RECORDS FOR PROCESSING:
-- Begin --
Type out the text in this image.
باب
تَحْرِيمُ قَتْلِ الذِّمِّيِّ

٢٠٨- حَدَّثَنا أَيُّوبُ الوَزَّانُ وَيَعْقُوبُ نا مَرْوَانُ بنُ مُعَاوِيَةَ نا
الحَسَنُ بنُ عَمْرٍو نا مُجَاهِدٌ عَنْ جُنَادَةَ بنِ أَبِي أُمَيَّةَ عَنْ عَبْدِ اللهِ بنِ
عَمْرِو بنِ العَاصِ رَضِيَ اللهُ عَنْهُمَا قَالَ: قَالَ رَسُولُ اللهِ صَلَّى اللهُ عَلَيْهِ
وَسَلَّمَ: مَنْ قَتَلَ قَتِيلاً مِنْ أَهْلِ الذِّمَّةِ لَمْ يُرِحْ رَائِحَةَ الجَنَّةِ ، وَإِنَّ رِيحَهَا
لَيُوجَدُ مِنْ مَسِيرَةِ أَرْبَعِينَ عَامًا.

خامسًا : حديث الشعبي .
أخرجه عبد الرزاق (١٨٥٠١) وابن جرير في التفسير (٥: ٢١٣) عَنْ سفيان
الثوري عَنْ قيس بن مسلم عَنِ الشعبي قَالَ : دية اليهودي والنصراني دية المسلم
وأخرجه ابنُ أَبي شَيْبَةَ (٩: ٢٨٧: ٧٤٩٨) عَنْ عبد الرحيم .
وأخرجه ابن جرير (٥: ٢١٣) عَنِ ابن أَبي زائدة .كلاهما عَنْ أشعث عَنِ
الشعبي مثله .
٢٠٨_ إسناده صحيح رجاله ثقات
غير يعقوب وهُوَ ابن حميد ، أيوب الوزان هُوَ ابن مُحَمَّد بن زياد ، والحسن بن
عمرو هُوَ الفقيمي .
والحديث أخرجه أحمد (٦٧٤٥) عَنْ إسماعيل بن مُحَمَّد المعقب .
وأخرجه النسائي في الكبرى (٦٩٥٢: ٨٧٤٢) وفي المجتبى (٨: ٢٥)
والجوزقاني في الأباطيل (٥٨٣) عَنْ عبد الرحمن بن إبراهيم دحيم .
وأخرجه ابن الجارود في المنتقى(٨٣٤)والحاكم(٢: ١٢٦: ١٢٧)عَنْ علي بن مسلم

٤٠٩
-- End --
DIRECTION:
Return the whole listing exactly.

ANSWER IN FULL:
Type out the text in this image.
باب
تَحْرِيمُ قَتْلِ الذِّمِّيِّ

٢٠٨- حَدَّثَنا أَيُّوبُ الوَزَّانُ وَيَعْقُوبُ نا مَرْوَانُ بنُ مُعَاوِيَةَ نا
الحَسَنُ بنُ عَمْرٍو نا مُجَاهِدٌ عَنْ جُنَادَةَ بنِ أَبِي أُمَيَّةَ عَنْ عَبْدِ اللهِ بنِ
عَمْرِو بنِ العَاصِ رَضِيَ اللهُ عَنْهُمَا قَالَ: قَالَ رَسُولُ اللهِ صَلَّى اللهُ عَلَيْهِ
وَسَلَّمَ: مَنْ قَتَلَ قَتِيلاً مِنْ أَهْلِ الذِّمَّةِ لَمْ يُرِحْ رَائِحَةَ الجَنَّةِ ، وَإِنَّ رِيحَهَا
لَيُوجَدُ مِنْ مَسِيرَةِ أَرْبَعِينَ عَامًا.

خامسًا : حديث الشعبي .
أخرجه عبد الرزاق (١٨٥٠١) وابن جرير في التفسير (٥: ٢١٣) عَنْ سفيان
الثوري عَنْ قيس بن مسلم عَنِ الشعبي قَالَ : دية اليهودي والنصراني دية المسلم
وأخرجه ابنُ أَبي شَيْبَةَ (٩: ٢٨٧: ٧٤٩٨) عَنْ عبد الرحيم .
وأخرجه ابن جرير (٥: ٢١٣) عَنِ ابن أَبي زائدة .كلاهما عَنْ أشعث عَنِ
الشعبي مثله .
٢٠٨_ إسناده صحيح رجاله ثقات
غير يعقوب وهُوَ ابن حميد ، أيوب الوزان هُوَ ابن مُحَمَّد بن زياد ، والحسن بن
عمرو هُوَ الفقيمي .
والحديث أخرجه أحمد (٦٧٤٥) عَنْ إسماعيل بن مُحَمَّد المعقب .
وأخرجه النسائي في الكبرى (٦٩٥٢: ٨٧٤٢) وفي المجتبى (٨: ٢٥)
والجوزقاني في الأباطيل (٥٨٣) عَنْ عبد الرحمن بن إبراهيم دحيم .
وأخرجه ابن الجارود في المنتقى(٨٣٤)والحاكم(٢: ١٢٦: ١٢٧)عَنْ علي بن مسلم

٤٠٩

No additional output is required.